(Direction A) In the article on Oscar nominees' hobbies, whom did New York Times Magazine assign to photograph a dozen nominees?

(Text section)
______
Pop Culture
Revealed: The Arty Hobbies of This Year’s Oscar Hopefuls
Here's how Oscar nominees are spending their down time ahead of the big night.
Ahead of this year’s Oscar Awards, New York Times Magazine tasked photojournalist James Nachtwey with shooting a dozen nominees. A veteran war photographer, Nachtwey had never before captured celebrity portraits. He wanted to portray the movie stars in their own private worlds, away from the bright lights and red carpets.
To do so, he asked each actor to choose an activity that was meaningful to them. It led him to shoot Bradley Cooper doing a cold plunge, Jeffrey Wright at peace during a workout, and Emma Stone wandering the streets of New York. Among the article’s revelations are the arty hobbies that a number of Oscar nominees enjoy.
An added blessing of Da’Vine Joy Randolph’s starring role in The Holdovers? The chance for the Pennsylvania native to flex her passion for fashion across a series of red carpet events. It’s an interest Randolph has long expressed on her social channels and for award ceremonies she takes a hands-on approach. It entails visiting fabric stores, compiling mood boards along with hair, nail, and makeup references for a chosen designer to work off.
______
(Data records)
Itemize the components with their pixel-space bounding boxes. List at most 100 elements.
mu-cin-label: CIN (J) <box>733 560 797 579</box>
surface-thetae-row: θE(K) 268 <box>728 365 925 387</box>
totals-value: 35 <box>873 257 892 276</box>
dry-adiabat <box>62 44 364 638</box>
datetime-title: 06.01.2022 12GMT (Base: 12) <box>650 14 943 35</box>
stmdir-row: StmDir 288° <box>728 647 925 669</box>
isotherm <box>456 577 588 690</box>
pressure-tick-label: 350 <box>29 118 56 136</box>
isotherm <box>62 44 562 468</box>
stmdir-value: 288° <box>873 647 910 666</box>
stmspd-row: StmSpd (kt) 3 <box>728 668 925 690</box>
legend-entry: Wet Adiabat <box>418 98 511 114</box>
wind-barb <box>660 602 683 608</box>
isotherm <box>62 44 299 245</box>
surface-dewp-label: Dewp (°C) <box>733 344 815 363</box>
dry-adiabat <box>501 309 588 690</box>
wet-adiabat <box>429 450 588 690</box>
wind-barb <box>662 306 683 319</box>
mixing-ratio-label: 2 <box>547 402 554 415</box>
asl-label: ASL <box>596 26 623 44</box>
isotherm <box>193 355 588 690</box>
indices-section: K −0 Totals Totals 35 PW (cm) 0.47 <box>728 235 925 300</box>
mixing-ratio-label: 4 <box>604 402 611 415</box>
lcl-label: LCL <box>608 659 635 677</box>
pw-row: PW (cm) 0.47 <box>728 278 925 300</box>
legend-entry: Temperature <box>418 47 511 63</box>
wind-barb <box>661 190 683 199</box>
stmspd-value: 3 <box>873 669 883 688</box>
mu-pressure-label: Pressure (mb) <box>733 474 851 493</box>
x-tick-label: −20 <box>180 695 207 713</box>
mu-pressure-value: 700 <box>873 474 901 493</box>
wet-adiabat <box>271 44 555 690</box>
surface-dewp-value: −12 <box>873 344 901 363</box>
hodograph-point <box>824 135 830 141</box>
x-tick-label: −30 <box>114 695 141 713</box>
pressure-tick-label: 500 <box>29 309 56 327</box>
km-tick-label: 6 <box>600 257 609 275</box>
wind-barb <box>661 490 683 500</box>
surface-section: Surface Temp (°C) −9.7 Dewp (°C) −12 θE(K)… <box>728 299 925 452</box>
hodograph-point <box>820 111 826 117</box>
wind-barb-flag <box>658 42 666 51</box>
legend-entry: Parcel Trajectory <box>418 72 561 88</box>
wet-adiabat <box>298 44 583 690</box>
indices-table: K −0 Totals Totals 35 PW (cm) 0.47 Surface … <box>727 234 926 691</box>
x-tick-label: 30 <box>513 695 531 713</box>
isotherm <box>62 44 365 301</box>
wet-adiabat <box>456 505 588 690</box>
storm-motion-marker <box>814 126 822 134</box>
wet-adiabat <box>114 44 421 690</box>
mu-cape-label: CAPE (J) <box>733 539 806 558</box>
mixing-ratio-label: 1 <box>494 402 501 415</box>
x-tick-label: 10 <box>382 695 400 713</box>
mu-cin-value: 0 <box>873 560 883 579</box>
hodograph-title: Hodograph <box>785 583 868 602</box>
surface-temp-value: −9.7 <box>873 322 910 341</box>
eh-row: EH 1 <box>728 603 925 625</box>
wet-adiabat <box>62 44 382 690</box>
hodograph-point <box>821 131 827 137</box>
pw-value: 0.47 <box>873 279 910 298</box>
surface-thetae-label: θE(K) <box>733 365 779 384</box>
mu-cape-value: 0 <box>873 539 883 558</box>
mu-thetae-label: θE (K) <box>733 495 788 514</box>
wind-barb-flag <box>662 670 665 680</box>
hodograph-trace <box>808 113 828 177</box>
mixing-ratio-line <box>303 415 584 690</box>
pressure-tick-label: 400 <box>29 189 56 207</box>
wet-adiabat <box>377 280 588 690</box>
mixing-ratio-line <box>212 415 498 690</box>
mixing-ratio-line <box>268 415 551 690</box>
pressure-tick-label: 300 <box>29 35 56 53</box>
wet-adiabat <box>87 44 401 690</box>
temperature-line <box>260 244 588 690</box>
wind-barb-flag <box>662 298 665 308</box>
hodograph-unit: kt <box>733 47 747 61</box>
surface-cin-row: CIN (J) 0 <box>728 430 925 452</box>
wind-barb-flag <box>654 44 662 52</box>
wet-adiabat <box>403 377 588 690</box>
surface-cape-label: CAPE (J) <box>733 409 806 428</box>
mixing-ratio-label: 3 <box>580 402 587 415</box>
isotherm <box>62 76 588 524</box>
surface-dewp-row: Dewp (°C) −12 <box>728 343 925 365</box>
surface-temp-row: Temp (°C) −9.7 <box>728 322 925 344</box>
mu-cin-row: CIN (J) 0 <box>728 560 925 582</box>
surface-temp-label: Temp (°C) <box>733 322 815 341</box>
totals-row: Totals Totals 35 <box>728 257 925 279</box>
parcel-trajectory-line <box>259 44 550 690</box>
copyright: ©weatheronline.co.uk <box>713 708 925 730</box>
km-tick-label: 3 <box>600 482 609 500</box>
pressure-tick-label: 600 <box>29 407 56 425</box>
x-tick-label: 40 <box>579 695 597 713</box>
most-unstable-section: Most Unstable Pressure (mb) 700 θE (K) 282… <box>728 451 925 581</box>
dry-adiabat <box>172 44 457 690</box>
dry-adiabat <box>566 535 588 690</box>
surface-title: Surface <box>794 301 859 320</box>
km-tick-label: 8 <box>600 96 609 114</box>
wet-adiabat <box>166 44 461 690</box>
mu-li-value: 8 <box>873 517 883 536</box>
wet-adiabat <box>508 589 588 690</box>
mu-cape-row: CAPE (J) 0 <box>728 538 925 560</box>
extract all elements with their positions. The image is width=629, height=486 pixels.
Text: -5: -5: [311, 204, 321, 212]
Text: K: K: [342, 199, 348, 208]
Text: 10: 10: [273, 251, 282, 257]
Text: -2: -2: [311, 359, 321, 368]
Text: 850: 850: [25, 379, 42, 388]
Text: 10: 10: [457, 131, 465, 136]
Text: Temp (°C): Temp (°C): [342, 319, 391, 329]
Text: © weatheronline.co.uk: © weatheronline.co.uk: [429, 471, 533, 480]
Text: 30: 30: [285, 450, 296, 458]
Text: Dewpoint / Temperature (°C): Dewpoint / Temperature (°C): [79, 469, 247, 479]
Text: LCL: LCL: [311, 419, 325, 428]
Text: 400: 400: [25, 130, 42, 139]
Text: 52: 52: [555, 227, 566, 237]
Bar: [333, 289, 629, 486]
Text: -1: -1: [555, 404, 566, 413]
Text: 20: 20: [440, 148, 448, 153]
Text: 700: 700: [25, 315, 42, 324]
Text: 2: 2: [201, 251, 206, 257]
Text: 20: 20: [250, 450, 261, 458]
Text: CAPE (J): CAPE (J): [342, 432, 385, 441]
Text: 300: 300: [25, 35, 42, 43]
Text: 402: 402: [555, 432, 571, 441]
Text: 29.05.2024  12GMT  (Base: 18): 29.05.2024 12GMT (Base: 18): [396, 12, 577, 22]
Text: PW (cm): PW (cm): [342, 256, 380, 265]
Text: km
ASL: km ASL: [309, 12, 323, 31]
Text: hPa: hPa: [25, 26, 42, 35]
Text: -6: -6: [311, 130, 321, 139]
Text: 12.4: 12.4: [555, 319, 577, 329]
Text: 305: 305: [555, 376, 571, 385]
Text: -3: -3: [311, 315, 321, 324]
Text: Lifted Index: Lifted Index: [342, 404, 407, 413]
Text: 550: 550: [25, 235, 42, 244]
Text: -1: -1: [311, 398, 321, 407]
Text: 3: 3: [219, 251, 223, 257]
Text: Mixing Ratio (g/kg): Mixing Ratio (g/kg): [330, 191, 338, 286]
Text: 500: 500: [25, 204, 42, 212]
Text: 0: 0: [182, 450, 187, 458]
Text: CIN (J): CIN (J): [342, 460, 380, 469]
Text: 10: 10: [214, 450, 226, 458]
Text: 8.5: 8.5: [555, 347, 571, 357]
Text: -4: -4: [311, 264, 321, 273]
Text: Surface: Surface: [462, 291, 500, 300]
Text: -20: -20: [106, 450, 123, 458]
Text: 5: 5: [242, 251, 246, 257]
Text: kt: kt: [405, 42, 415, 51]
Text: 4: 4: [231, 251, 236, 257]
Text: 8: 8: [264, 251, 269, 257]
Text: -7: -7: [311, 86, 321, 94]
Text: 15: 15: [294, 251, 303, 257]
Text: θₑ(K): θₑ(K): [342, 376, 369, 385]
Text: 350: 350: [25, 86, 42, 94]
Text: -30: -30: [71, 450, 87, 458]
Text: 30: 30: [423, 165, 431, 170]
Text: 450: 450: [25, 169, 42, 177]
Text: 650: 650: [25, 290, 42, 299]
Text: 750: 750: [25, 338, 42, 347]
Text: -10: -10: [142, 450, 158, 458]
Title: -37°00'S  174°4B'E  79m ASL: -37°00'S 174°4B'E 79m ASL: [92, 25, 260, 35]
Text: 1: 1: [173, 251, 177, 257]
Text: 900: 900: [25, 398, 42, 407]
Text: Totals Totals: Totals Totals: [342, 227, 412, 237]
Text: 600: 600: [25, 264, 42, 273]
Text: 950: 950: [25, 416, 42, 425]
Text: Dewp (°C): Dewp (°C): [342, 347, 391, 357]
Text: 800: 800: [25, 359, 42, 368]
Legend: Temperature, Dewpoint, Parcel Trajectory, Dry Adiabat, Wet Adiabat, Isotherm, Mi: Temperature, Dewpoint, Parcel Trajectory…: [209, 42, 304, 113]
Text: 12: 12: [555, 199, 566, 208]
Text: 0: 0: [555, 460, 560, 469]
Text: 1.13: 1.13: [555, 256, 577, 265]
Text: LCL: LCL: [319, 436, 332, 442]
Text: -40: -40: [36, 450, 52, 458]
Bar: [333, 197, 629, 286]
______
(Direction B) Reproduce the lines of the listing that run from its first line through the line containing "wind-barb <box>661 490 683 500</box>", including both ends.

(Written response A) Photojournalist James Nachtwey.

(Written response B)
Itemize the components with their pixel-space bounding boxes. List at most 100 elements.
mu-cin-label: CIN (J) <box>733 560 797 579</box>
surface-thetae-row: θE(K) 268 <box>728 365 925 387</box>
totals-value: 35 <box>873 257 892 276</box>
dry-adiabat <box>62 44 364 638</box>
datetime-title: 06.01.2022 12GMT (Base: 12) <box>650 14 943 35</box>
stmdir-row: StmDir 288° <box>728 647 925 669</box>
isotherm <box>456 577 588 690</box>
pressure-tick-label: 350 <box>29 118 56 136</box>
isotherm <box>62 44 562 468</box>
stmdir-value: 288° <box>873 647 910 666</box>
stmspd-row: StmSpd (kt) 3 <box>728 668 925 690</box>
legend-entry: Wet Adiabat <box>418 98 511 114</box>
wind-barb <box>660 602 683 608</box>
isotherm <box>62 44 299 245</box>
surface-dewp-label: Dewp (°C) <box>733 344 815 363</box>
dry-adiabat <box>501 309 588 690</box>
wet-adiabat <box>429 450 588 690</box>
wind-barb <box>662 306 683 319</box>
mixing-ratio-label: 2 <box>547 402 554 415</box>
asl-label: ASL <box>596 26 623 44</box>
isotherm <box>193 355 588 690</box>
indices-section: K −0 Totals Totals 35 PW (cm) 0.47 <box>728 235 925 300</box>
mixing-ratio-label: 4 <box>604 402 611 415</box>
lcl-label: LCL <box>608 659 635 677</box>
pw-row: PW (cm) 0.47 <box>728 278 925 300</box>
legend-entry: Temperature <box>418 47 511 63</box>
wind-barb <box>661 190 683 199</box>
stmspd-value: 3 <box>873 669 883 688</box>
mu-pressure-label: Pressure (mb) <box>733 474 851 493</box>
x-tick-label: −20 <box>180 695 207 713</box>
mu-pressure-value: 700 <box>873 474 901 493</box>
wet-adiabat <box>271 44 555 690</box>
surface-dewp-value: −12 <box>873 344 901 363</box>
hodograph-point <box>824 135 830 141</box>
x-tick-label: −30 <box>114 695 141 713</box>
pressure-tick-label: 500 <box>29 309 56 327</box>
km-tick-label: 6 <box>600 257 609 275</box>
wind-barb <box>661 490 683 500</box>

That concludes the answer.